(Rows from a figure dataset)
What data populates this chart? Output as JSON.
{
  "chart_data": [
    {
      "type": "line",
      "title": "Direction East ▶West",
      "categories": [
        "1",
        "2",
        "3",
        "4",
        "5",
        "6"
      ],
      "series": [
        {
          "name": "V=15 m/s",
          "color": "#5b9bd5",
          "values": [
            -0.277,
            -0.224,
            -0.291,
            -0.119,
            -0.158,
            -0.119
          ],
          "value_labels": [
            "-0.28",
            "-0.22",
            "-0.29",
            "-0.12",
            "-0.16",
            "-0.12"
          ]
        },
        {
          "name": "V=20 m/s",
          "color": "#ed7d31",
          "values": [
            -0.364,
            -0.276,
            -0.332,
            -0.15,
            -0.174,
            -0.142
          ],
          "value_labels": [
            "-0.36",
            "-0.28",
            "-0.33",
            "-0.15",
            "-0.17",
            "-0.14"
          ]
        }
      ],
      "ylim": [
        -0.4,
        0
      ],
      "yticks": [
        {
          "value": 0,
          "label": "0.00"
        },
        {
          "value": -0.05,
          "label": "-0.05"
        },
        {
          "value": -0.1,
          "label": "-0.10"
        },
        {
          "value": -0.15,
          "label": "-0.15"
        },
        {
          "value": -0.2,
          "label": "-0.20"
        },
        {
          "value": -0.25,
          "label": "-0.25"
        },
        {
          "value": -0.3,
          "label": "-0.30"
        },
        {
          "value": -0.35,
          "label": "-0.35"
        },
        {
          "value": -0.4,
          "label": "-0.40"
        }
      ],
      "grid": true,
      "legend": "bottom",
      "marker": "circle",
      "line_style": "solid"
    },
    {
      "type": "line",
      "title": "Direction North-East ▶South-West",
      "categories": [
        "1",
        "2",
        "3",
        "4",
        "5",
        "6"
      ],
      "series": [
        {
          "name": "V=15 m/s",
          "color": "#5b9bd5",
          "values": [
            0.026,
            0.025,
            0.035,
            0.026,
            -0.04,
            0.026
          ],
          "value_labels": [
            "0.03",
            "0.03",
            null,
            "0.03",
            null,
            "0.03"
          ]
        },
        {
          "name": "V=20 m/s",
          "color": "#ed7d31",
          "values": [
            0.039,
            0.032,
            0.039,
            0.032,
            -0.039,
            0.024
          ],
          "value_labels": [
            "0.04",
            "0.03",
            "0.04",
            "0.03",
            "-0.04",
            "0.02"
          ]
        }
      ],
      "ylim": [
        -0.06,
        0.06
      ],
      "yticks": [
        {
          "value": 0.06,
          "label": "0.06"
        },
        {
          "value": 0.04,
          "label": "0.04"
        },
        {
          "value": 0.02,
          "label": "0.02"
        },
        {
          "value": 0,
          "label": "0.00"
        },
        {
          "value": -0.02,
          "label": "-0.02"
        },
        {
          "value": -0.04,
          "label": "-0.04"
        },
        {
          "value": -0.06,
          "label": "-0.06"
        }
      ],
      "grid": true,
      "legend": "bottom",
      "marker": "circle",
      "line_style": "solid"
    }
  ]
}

**EXERCISE DIRECTIONS:**
Return the whole listing exactly, with every line included.

**ANSWER TO THIS EXERCISE:**
What data populates this chart? Output as JSON.
{
  "chart_data": [
    {
      "type": "line",
      "title": "Direction East ▶West",
      "categories": [
        "1",
        "2",
        "3",
        "4",
        "5",
        "6"
      ],
      "series": [
        {
          "name": "V=15 m/s",
          "color": "#5b9bd5",
          "values": [
            -0.277,
            -0.224,
            -0.291,
            -0.119,
            -0.158,
            -0.119
          ],
          "value_labels": [
            "-0.28",
            "-0.22",
            "-0.29",
            "-0.12",
            "-0.16",
            "-0.12"
          ]
        },
        {
          "name": "V=20 m/s",
          "color": "#ed7d31",
          "values": [
            -0.364,
            -0.276,
            -0.332,
            -0.15,
            -0.174,
            -0.142
          ],
          "value_labels": [
            "-0.36",
            "-0.28",
            "-0.33",
            "-0.15",
            "-0.17",
            "-0.14"
          ]
        }
      ],
      "ylim": [
        -0.4,
        0
      ],
      "yticks": [
        {
          "value": 0,
          "label": "0.00"
        },
        {
          "value": -0.05,
          "label": "-0.05"
        },
        {
          "value": -0.1,
          "label": "-0.10"
        },
        {
          "value": -0.15,
          "label": "-0.15"
        },
        {
          "value": -0.2,
          "label": "-0.20"
        },
        {
          "value": -0.25,
          "label": "-0.25"
        },
        {
          "value": -0.3,
          "label": "-0.30"
        },
        {
          "value": -0.35,
          "label": "-0.35"
        },
        {
          "value": -0.4,
          "label": "-0.40"
        }
      ],
      "grid": true,
      "legend": "bottom",
      "marker": "circle",
      "line_style": "solid"
    },
    {
      "type": "line",
      "title": "Direction North-East ▶South-West",
      "categories": [
        "1",
        "2",
        "3",
        "4",
        "5",
        "6"
      ],
      "series": [
        {
          "name": "V=15 m/s",
          "color": "#5b9bd5",
          "values": [
            0.026,
            0.025,
            0.035,
            0.026,
            -0.04,
            0.026
          ],
          "value_labels": [
            "0.03",
            "0.03",
            null,
            "0.03",
            null,
            "0.03"
          ]
        },
        {
          "name": "V=20 m/s",
          "color": "#ed7d31",
          "values": [
            0.039,
            0.032,
            0.039,
            0.032,
            -0.039,
            0.024
          ],
          "value_labels": [
            "0.04",
            "0.03",
            "0.04",
            "0.03",
            "-0.04",
            "0.02"
          ]
        }
      ],
      "ylim": [
        -0.06,
        0.06
      ],
      "yticks": [
        {
          "value": 0.06,
          "label": "0.06"
        },
        {
          "value": 0.04,
          "label": "0.04"
        },
        {
          "value": 0.02,
          "label": "0.02"
        },
        {
          "value": 0,
          "label": "0.00"
        },
        {
          "value": -0.02,
          "label": "-0.02"
        },
        {
          "value": -0.04,
          "label": "-0.04"
        },
        {
          "value": -0.06,
          "label": "-0.06"
        }
      ],
      "grid": true,
      "legend": "bottom",
      "marker": "circle",
      "line_style": "solid"
    }
  ]
}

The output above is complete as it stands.